• _Set task_:
Return each entry exactly, omitting nothing.

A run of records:
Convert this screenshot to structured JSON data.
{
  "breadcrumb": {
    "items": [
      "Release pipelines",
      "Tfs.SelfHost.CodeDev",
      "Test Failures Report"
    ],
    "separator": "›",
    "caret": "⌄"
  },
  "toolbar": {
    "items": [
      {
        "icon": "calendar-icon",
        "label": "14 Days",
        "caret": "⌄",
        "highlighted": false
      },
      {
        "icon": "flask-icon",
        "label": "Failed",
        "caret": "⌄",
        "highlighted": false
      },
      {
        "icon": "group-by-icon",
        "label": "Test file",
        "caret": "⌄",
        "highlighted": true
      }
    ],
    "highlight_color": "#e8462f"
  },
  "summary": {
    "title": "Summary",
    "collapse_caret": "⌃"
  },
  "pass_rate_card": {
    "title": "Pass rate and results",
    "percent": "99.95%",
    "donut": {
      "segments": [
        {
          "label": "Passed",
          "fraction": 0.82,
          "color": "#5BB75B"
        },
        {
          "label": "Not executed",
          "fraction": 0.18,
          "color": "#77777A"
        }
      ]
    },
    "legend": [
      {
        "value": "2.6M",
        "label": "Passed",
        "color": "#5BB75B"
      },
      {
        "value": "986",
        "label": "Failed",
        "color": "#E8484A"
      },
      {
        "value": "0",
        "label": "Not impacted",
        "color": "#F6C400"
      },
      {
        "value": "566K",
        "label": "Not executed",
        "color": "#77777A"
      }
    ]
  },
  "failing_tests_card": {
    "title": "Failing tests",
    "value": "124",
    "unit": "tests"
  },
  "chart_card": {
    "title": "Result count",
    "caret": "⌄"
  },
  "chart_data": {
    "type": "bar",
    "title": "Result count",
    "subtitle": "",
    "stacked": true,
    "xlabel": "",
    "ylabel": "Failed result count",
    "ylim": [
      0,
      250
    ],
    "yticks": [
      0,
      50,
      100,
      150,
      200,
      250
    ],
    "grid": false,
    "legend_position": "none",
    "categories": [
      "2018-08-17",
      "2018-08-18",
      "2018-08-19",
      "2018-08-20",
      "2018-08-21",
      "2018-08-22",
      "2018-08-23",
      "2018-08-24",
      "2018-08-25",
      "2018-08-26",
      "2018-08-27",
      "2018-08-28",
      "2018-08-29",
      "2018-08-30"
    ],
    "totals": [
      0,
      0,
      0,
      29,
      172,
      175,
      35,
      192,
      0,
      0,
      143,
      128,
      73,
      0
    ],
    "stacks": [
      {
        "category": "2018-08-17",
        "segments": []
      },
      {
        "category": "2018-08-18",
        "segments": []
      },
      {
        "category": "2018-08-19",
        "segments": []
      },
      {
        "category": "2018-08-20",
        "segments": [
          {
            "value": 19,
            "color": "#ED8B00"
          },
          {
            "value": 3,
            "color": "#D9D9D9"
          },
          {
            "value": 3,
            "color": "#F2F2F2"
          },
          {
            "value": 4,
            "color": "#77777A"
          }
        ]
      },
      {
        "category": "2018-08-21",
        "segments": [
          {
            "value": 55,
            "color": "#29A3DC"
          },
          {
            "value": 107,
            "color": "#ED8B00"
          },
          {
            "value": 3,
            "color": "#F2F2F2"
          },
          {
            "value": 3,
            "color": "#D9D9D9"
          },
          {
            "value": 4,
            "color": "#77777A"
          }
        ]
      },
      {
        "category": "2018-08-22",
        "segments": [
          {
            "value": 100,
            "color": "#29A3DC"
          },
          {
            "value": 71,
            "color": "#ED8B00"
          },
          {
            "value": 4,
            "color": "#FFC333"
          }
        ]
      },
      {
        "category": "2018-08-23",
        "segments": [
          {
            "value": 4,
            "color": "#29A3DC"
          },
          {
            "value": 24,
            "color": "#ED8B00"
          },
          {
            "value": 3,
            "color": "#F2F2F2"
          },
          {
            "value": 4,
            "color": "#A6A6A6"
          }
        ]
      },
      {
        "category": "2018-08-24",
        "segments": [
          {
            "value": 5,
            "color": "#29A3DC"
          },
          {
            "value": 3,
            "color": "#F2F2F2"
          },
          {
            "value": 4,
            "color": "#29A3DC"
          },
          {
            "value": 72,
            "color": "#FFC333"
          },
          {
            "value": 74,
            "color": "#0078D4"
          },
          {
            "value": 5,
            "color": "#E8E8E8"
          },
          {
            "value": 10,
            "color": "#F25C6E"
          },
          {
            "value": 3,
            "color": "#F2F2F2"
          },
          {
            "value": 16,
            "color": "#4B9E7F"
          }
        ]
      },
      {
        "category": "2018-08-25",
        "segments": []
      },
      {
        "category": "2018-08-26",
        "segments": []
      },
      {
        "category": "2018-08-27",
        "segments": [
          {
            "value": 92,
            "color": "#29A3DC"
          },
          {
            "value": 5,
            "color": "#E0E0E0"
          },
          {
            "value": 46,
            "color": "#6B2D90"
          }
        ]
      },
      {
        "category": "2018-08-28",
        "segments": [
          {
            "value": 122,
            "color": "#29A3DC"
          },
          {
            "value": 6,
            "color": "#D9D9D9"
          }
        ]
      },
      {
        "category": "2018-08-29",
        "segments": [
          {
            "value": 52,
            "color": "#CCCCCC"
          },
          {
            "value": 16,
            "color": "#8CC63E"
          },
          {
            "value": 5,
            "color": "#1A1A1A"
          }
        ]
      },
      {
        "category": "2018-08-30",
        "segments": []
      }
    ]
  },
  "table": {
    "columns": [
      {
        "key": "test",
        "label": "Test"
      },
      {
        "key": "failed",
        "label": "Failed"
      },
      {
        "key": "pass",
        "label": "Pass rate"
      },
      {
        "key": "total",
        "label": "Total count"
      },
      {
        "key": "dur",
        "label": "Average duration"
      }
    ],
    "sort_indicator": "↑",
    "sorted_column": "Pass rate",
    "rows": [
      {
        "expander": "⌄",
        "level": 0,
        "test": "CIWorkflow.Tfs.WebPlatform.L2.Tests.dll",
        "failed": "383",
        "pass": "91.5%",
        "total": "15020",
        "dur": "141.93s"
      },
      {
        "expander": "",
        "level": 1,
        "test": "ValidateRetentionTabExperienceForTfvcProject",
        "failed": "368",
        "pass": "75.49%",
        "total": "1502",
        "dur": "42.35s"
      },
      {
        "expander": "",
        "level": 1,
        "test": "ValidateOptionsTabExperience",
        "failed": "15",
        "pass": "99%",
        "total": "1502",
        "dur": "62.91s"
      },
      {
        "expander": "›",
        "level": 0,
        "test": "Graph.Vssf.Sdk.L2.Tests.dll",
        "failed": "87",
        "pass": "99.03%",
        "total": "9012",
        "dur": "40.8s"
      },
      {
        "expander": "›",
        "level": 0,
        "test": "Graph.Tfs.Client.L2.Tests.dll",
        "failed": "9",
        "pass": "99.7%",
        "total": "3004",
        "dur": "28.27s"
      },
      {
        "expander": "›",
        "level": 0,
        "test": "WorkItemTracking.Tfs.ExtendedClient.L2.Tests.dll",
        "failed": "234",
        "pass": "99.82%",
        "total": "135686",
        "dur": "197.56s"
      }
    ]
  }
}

• _Solution_:
Convert this screenshot to structured JSON data.
{
  "breadcrumb": {
    "items": [
      "Release pipelines",
      "Tfs.SelfHost.CodeDev",
      "Test Failures Report"
    ],
    "separator": "›",
    "caret": "⌄"
  },
  "toolbar": {
    "items": [
      {
        "icon": "calendar-icon",
        "label": "14 Days",
        "caret": "⌄",
        "highlighted": false
      },
      {
        "icon": "flask-icon",
        "label": "Failed",
        "caret": "⌄",
        "highlighted": false
      },
      {
        "icon": "group-by-icon",
        "label": "Test file",
        "caret": "⌄",
        "highlighted": true
      }
    ],
    "highlight_color": "#e8462f"
  },
  "summary": {
    "title": "Summary",
    "collapse_caret": "⌃"
  },
  "pass_rate_card": {
    "title": "Pass rate and results",
    "percent": "99.95%",
    "donut": {
      "segments": [
        {
          "label": "Passed",
          "fraction": 0.82,
          "color": "#5BB75B"
        },
        {
          "label": "Not executed",
          "fraction": 0.18,
          "color": "#77777A"
        }
      ]
    },
    "legend": [
      {
        "value": "2.6M",
        "label": "Passed",
        "color": "#5BB75B"
      },
      {
        "value": "986",
        "label": "Failed",
        "color": "#E8484A"
      },
      {
        "value": "0",
        "label": "Not impacted",
        "color": "#F6C400"
      },
      {
        "value": "566K",
        "label": "Not executed",
        "color": "#77777A"
      }
    ]
  },
  "failing_tests_card": {
    "title": "Failing tests",
    "value": "124",
    "unit": "tests"
  },
  "chart_card": {
    "title": "Result count",
    "caret": "⌄"
  },
  "chart_data": {
    "type": "bar",
    "title": "Result count",
    "subtitle": "",
    "stacked": true,
    "xlabel": "",
    "ylabel": "Failed result count",
    "ylim": [
      0,
      250
    ],
    "yticks": [
      0,
      50,
      100,
      150,
      200,
      250
    ],
    "grid": false,
    "legend_position": "none",
    "categories": [
      "2018-08-17",
      "2018-08-18",
      "2018-08-19",
      "2018-08-20",
      "2018-08-21",
      "2018-08-22",
      "2018-08-23",
      "2018-08-24",
      "2018-08-25",
      "2018-08-26",
      "2018-08-27",
      "2018-08-28",
      "2018-08-29",
      "2018-08-30"
    ],
    "totals": [
      0,
      0,
      0,
      29,
      172,
      175,
      35,
      192,
      0,
      0,
      143,
      128,
      73,
      0
    ],
    "stacks": [
      {
        "category": "2018-08-17",
        "segments": []
      },
      {
        "category": "2018-08-18",
        "segments": []
      },
      {
        "category": "2018-08-19",
        "segments": []
      },
      {
        "category": "2018-08-20",
        "segments": [
          {
            "value": 19,
            "color": "#ED8B00"
          },
          {
            "value": 3,
            "color": "#D9D9D9"
          },
          {
            "value": 3,
            "color": "#F2F2F2"
          },
          {
            "value": 4,
            "color": "#77777A"
          }
        ]
      },
      {
        "category": "2018-08-21",
        "segments": [
          {
            "value": 55,
            "color": "#29A3DC"
          },
          {
            "value": 107,
            "color": "#ED8B00"
          },
          {
            "value": 3,
            "color": "#F2F2F2"
          },
          {
            "value": 3,
            "color": "#D9D9D9"
          },
          {
            "value": 4,
            "color": "#77777A"
          }
        ]
      },
      {
        "category": "2018-08-22",
        "segments": [
          {
            "value": 100,
            "color": "#29A3DC"
          },
          {
            "value": 71,
            "color": "#ED8B00"
          },
          {
            "value": 4,
            "color": "#FFC333"
          }
        ]
      },
      {
        "category": "2018-08-23",
        "segments": [
          {
            "value": 4,
            "color": "#29A3DC"
          },
          {
            "value": 24,
            "color": "#ED8B00"
          },
          {
            "value": 3,
            "color": "#F2F2F2"
          },
          {
            "value": 4,
            "color": "#A6A6A6"
          }
        ]
      },
      {
        "category": "2018-08-24",
        "segments": [
          {
            "value": 5,
            "color": "#29A3DC"
          },
          {
            "value": 3,
            "color": "#F2F2F2"
          },
          {
            "value": 4,
            "color": "#29A3DC"
          },
          {
            "value": 72,
            "color": "#FFC333"
          },
          {
            "value": 74,
            "color": "#0078D4"
          },
          {
            "value": 5,
            "color": "#E8E8E8"
          },
          {
            "value": 10,
            "color": "#F25C6E"
          },
          {
            "value": 3,
            "color": "#F2F2F2"
          },
          {
            "value": 16,
            "color": "#4B9E7F"
          }
        ]
      },
      {
        "category": "2018-08-25",
        "segments": []
      },
      {
        "category": "2018-08-26",
        "segments": []
      },
      {
        "category": "2018-08-27",
        "segments": [
          {
            "value": 92,
            "color": "#29A3DC"
          },
          {
            "value": 5,
            "color": "#E0E0E0"
          },
          {
            "value": 46,
            "color": "#6B2D90"
          }
        ]
      },
      {
        "category": "2018-08-28",
        "segments": [
          {
            "value": 122,
            "color": "#29A3DC"
          },
          {
            "value": 6,
            "color": "#D9D9D9"
          }
        ]
      },
      {
        "category": "2018-08-29",
        "segments": [
          {
            "value": 52,
            "color": "#CCCCCC"
          },
          {
            "value": 16,
            "color": "#8CC63E"
          },
          {
            "value": 5,
            "color": "#1A1A1A"
          }
        ]
      },
      {
        "category": "2018-08-30",
        "segments": []
      }
    ]
  },
  "table": {
    "columns": [
      {
        "key": "test",
        "label": "Test"
      },
      {
        "key": "failed",
        "label": "Failed"
      },
      {
        "key": "pass",
        "label": "Pass rate"
      },
      {
        "key": "total",
        "label": "Total count"
      },
      {
        "key": "dur",
        "label": "Average duration"
      }
    ],
    "sort_indicator": "↑",
    "sorted_column": "Pass rate",
    "rows": [
      {
        "expander": "⌄",
        "level": 0,
        "test": "CIWorkflow.Tfs.WebPlatform.L2.Tests.dll",
        "failed": "383",
        "pass": "91.5%",
        "total": "15020",
        "dur": "141.93s"
      },
      {
        "expander": "",
        "level": 1,
        "test": "ValidateRetentionTabExperienceForTfvcProject",
        "failed": "368",
        "pass": "75.49%",
        "total": "1502",
        "dur": "42.35s"
      },
      {
        "expander": "",
        "level": 1,
        "test": "ValidateOptionsTabExperience",
        "failed": "15",
        "pass": "99%",
        "total": "1502",
        "dur": "62.91s"
      },
      {
        "expander": "›",
        "level": 0,
        "test": "Graph.Vssf.Sdk.L2.Tests.dll",
        "failed": "87",
        "pass": "99.03%",
        "total": "9012",
        "dur": "40.8s"
      },
      {
        "expander": "›",
        "level": 0,
        "test": "Graph.Tfs.Client.L2.Tests.dll",
        "failed": "9",
        "pass": "99.7%",
        "total": "3004",
        "dur": "28.27s"
      },
      {
        "expander": "›",
        "level": 0,
        "test": "WorkItemTracking.Tfs.ExtendedClient.L2.Tests.dll",
        "failed": "234",
        "pass": "99.82%",
        "total": "135686",
        "dur": "197.56s"
      }
    ]
  }
}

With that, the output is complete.